## [Requirements]
Gather the lines that hold the string "purifies".

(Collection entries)

┄┄┄┄┄┄┄┄┄┄┄┄┄┄┄┄┄┄┄┄

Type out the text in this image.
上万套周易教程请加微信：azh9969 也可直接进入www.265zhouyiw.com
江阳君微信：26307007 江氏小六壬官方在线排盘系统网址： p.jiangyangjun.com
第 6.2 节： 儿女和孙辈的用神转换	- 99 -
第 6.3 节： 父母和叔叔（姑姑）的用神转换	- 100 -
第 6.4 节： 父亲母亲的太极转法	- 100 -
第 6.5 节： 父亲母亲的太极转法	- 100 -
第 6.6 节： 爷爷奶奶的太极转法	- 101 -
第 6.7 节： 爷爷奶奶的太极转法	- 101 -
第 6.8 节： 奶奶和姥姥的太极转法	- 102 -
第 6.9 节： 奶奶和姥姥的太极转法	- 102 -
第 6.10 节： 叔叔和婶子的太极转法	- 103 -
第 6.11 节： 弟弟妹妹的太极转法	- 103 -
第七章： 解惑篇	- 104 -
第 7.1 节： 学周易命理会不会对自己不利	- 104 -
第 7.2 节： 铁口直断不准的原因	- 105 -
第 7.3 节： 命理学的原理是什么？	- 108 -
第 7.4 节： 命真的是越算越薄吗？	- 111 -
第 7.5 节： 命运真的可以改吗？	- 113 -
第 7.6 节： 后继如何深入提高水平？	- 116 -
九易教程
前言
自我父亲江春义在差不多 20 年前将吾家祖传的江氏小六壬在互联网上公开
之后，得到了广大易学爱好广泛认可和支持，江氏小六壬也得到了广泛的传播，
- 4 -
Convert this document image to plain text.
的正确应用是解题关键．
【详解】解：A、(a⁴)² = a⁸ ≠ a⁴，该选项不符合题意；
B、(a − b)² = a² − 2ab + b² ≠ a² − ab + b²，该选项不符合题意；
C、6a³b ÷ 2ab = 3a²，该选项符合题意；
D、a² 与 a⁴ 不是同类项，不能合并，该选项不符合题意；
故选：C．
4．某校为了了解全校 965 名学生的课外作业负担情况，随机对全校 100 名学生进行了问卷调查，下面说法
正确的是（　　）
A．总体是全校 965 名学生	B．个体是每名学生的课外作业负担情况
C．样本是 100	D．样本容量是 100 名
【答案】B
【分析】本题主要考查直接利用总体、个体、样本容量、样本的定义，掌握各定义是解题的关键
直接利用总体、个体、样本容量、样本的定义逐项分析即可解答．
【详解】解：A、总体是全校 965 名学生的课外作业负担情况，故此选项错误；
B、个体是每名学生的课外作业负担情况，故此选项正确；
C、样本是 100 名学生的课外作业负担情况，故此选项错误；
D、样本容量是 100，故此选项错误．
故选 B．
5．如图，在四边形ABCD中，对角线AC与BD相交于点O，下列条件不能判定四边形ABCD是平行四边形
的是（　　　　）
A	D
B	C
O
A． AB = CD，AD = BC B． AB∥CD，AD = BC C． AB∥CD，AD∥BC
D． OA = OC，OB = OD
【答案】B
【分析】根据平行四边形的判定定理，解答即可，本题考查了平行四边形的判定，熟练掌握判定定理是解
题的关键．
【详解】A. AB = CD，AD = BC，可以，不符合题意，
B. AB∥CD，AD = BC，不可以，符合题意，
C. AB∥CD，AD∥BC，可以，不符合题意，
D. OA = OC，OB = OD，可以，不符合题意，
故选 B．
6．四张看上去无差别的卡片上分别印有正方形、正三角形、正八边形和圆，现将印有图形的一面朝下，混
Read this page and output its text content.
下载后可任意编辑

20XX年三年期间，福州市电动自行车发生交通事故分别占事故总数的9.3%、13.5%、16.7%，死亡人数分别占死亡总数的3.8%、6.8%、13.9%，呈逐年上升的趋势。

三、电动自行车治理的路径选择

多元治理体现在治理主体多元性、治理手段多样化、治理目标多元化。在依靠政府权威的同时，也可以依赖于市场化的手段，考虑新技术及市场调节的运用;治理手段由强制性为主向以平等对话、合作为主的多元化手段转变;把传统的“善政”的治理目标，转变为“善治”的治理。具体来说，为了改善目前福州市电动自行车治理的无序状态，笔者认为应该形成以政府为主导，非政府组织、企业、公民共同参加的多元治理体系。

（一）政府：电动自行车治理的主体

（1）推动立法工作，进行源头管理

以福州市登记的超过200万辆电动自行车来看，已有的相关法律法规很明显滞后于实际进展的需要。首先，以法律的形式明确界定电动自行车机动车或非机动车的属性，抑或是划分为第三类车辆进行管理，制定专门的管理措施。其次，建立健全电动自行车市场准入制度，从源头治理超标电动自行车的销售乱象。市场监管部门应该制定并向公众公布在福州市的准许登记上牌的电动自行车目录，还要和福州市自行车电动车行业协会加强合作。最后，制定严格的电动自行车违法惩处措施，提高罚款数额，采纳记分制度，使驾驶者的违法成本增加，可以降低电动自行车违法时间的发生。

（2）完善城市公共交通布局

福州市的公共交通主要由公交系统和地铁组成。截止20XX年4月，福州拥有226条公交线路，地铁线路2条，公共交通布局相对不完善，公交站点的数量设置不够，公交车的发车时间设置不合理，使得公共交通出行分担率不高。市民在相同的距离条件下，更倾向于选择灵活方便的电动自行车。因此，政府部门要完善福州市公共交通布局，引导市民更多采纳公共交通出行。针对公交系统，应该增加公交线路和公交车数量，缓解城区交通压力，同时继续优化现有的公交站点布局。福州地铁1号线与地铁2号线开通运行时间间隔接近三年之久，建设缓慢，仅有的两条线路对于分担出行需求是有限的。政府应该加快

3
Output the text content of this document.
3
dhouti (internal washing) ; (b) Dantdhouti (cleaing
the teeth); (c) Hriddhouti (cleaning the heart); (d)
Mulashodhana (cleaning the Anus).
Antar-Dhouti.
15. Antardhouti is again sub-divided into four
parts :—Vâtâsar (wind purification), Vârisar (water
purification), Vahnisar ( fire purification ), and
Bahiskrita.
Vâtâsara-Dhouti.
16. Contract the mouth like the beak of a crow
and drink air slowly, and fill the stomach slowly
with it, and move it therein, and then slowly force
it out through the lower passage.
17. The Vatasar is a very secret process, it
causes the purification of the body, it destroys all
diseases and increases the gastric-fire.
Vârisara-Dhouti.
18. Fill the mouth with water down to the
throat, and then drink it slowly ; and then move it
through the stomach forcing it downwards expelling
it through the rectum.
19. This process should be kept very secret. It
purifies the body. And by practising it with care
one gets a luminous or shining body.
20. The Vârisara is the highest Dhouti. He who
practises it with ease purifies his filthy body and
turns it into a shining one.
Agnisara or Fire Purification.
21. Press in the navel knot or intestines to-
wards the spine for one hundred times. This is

┄┄┄┄┄┄┄┄┄┄┄┄┄┄┄┄┄┄┄┄

## [Answer to this exercise]
purifies the body. And by practising it with care
practises it with ease purifies his filthy body and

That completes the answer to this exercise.